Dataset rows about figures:
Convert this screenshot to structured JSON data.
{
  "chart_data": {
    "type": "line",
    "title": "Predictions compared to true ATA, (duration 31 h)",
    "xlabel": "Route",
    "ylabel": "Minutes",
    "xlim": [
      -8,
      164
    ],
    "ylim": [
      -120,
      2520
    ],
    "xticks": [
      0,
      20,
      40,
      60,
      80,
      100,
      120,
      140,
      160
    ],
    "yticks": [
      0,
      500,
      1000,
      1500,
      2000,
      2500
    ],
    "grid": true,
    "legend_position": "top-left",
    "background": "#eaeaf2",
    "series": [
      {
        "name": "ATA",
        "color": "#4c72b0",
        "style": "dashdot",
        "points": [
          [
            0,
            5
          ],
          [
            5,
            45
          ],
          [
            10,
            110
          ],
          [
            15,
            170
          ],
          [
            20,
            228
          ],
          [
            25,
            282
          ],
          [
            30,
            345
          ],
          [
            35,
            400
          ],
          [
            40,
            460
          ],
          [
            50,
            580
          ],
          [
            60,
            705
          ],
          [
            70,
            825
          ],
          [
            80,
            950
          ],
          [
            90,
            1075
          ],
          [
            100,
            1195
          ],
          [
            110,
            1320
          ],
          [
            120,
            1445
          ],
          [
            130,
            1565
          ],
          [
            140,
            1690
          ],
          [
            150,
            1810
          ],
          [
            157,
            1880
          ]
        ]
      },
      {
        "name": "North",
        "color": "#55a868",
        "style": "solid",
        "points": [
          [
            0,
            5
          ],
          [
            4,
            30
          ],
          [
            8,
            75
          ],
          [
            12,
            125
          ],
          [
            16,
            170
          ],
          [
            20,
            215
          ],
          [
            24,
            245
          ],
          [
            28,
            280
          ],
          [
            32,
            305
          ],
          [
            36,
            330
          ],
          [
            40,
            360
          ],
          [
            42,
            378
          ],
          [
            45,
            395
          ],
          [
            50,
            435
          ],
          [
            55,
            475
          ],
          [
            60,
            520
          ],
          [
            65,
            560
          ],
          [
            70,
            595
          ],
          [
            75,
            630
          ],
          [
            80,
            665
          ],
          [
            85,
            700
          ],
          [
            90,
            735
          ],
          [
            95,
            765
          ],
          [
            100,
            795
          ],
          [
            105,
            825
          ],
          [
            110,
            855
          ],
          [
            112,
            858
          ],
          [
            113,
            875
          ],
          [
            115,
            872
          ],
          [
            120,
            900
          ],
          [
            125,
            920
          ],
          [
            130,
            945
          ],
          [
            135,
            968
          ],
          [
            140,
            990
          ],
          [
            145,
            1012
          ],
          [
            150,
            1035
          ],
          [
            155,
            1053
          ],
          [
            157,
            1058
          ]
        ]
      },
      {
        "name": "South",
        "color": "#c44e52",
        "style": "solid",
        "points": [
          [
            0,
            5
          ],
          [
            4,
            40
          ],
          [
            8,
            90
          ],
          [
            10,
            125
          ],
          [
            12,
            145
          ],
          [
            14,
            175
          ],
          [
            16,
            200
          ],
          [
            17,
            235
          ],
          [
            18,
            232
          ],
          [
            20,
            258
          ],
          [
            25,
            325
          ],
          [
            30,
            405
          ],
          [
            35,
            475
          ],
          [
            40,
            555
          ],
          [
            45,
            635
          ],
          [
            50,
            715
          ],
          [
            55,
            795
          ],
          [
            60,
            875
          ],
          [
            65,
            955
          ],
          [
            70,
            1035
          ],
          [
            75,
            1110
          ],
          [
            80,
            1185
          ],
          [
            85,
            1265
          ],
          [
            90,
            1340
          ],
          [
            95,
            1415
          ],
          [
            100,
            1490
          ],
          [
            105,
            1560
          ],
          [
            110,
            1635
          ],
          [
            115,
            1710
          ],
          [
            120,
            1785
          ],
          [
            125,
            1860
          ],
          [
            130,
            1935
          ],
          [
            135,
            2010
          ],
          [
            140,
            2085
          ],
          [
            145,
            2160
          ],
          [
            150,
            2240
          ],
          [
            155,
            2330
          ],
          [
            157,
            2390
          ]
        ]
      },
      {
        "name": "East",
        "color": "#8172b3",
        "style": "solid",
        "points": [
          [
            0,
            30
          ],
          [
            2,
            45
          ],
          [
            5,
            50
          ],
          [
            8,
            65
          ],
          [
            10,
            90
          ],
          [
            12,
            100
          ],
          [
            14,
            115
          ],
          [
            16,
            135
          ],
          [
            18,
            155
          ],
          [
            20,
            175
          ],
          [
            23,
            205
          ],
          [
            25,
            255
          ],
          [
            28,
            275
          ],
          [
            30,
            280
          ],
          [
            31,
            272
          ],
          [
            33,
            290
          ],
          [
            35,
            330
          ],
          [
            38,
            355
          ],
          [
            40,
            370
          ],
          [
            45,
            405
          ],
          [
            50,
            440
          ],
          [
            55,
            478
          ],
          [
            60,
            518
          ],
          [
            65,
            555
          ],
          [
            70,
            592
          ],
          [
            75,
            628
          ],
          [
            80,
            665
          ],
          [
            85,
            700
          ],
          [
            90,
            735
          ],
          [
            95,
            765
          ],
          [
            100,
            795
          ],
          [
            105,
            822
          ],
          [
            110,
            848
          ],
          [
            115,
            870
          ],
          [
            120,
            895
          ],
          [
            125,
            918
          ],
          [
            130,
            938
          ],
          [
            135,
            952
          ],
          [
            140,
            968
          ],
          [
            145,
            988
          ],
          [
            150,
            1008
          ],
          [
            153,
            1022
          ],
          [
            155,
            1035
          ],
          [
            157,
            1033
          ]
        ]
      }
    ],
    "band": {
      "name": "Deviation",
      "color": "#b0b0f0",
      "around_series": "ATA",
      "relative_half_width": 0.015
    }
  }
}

> [Work to be completed]: Your task is to repeat every entry exactly.

> [Worked solution]:
Convert this screenshot to structured JSON data.
{
  "chart_data": {
    "type": "line",
    "title": "Predictions compared to true ATA, (duration 31 h)",
    "xlabel": "Route",
    "ylabel": "Minutes",
    "xlim": [
      -8,
      164
    ],
    "ylim": [
      -120,
      2520
    ],
    "xticks": [
      0,
      20,
      40,
      60,
      80,
      100,
      120,
      140,
      160
    ],
    "yticks": [
      0,
      500,
      1000,
      1500,
      2000,
      2500
    ],
    "grid": true,
    "legend_position": "top-left",
    "background": "#eaeaf2",
    "series": [
      {
        "name": "ATA",
        "color": "#4c72b0",
        "style": "dashdot",
        "points": [
          [
            0,
            5
          ],
          [
            5,
            45
          ],
          [
            10,
            110
          ],
          [
            15,
            170
          ],
          [
            20,
            228
          ],
          [
            25,
            282
          ],
          [
            30,
            345
          ],
          [
            35,
            400
          ],
          [
            40,
            460
          ],
          [
            50,
            580
          ],
          [
            60,
            705
          ],
          [
            70,
            825
          ],
          [
            80,
            950
          ],
          [
            90,
            1075
          ],
          [
            100,
            1195
          ],
          [
            110,
            1320
          ],
          [
            120,
            1445
          ],
          [
            130,
            1565
          ],
          [
            140,
            1690
          ],
          [
            150,
            1810
          ],
          [
            157,
            1880
          ]
        ]
      },
      {
        "name": "North",
        "color": "#55a868",
        "style": "solid",
        "points": [
          [
            0,
            5
          ],
          [
            4,
            30
          ],
          [
            8,
            75
          ],
          [
            12,
            125
          ],
          [
            16,
            170
          ],
          [
            20,
            215
          ],
          [
            24,
            245
          ],
          [
            28,
            280
          ],
          [
            32,
            305
          ],
          [
            36,
            330
          ],
          [
            40,
            360
          ],
          [
            42,
            378
          ],
          [
            45,
            395
          ],
          [
            50,
            435
          ],
          [
            55,
            475
          ],
          [
            60,
            520
          ],
          [
            65,
            560
          ],
          [
            70,
            595
          ],
          [
            75,
            630
          ],
          [
            80,
            665
          ],
          [
            85,
            700
          ],
          [
            90,
            735
          ],
          [
            95,
            765
          ],
          [
            100,
            795
          ],
          [
            105,
            825
          ],
          [
            110,
            855
          ],
          [
            112,
            858
          ],
          [
            113,
            875
          ],
          [
            115,
            872
          ],
          [
            120,
            900
          ],
          [
            125,
            920
          ],
          [
            130,
            945
          ],
          [
            135,
            968
          ],
          [
            140,
            990
          ],
          [
            145,
            1012
          ],
          [
            150,
            1035
          ],
          [
            155,
            1053
          ],
          [
            157,
            1058
          ]
        ]
      },
      {
        "name": "South",
        "color": "#c44e52",
        "style": "solid",
        "points": [
          [
            0,
            5
          ],
          [
            4,
            40
          ],
          [
            8,
            90
          ],
          [
            10,
            125
          ],
          [
            12,
            145
          ],
          [
            14,
            175
          ],
          [
            16,
            200
          ],
          [
            17,
            235
          ],
          [
            18,
            232
          ],
          [
            20,
            258
          ],
          [
            25,
            325
          ],
          [
            30,
            405
          ],
          [
            35,
            475
          ],
          [
            40,
            555
          ],
          [
            45,
            635
          ],
          [
            50,
            715
          ],
          [
            55,
            795
          ],
          [
            60,
            875
          ],
          [
            65,
            955
          ],
          [
            70,
            1035
          ],
          [
            75,
            1110
          ],
          [
            80,
            1185
          ],
          [
            85,
            1265
          ],
          [
            90,
            1340
          ],
          [
            95,
            1415
          ],
          [
            100,
            1490
          ],
          [
            105,
            1560
          ],
          [
            110,
            1635
          ],
          [
            115,
            1710
          ],
          [
            120,
            1785
          ],
          [
            125,
            1860
          ],
          [
            130,
            1935
          ],
          [
            135,
            2010
          ],
          [
            140,
            2085
          ],
          [
            145,
            2160
          ],
          [
            150,
            2240
          ],
          [
            155,
            2330
          ],
          [
            157,
            2390
          ]
        ]
      },
      {
        "name": "East",
        "color": "#8172b3",
        "style": "solid",
        "points": [
          [
            0,
            30
          ],
          [
            2,
            45
          ],
          [
            5,
            50
          ],
          [
            8,
            65
          ],
          [
            10,
            90
          ],
          [
            12,
            100
          ],
          [
            14,
            115
          ],
          [
            16,
            135
          ],
          [
            18,
            155
          ],
          [
            20,
            175
          ],
          [
            23,
            205
          ],
          [
            25,
            255
          ],
          [
            28,
            275
          ],
          [
            30,
            280
          ],
          [
            31,
            272
          ],
          [
            33,
            290
          ],
          [
            35,
            330
          ],
          [
            38,
            355
          ],
          [
            40,
            370
          ],
          [
            45,
            405
          ],
          [
            50,
            440
          ],
          [
            55,
            478
          ],
          [
            60,
            518
          ],
          [
            65,
            555
          ],
          [
            70,
            592
          ],
          [
            75,
            628
          ],
          [
            80,
            665
          ],
          [
            85,
            700
          ],
          [
            90,
            735
          ],
          [
            95,
            765
          ],
          [
            100,
            795
          ],
          [
            105,
            822
          ],
          [
            110,
            848
          ],
          [
            115,
            870
          ],
          [
            120,
            895
          ],
          [
            125,
            918
          ],
          [
            130,
            938
          ],
          [
            135,
            952
          ],
          [
            140,
            968
          ],
          [
            145,
            988
          ],
          [
            150,
            1008
          ],
          [
            153,
            1022
          ],
          [
            155,
            1035
          ],
          [
            157,
            1033
          ]
        ]
      }
    ],
    "band": {
      "name": "Deviation",
      "color": "#b0b0f0",
      "around_series": "ATA",
      "relative_half_width": 0.015
    }
  }
}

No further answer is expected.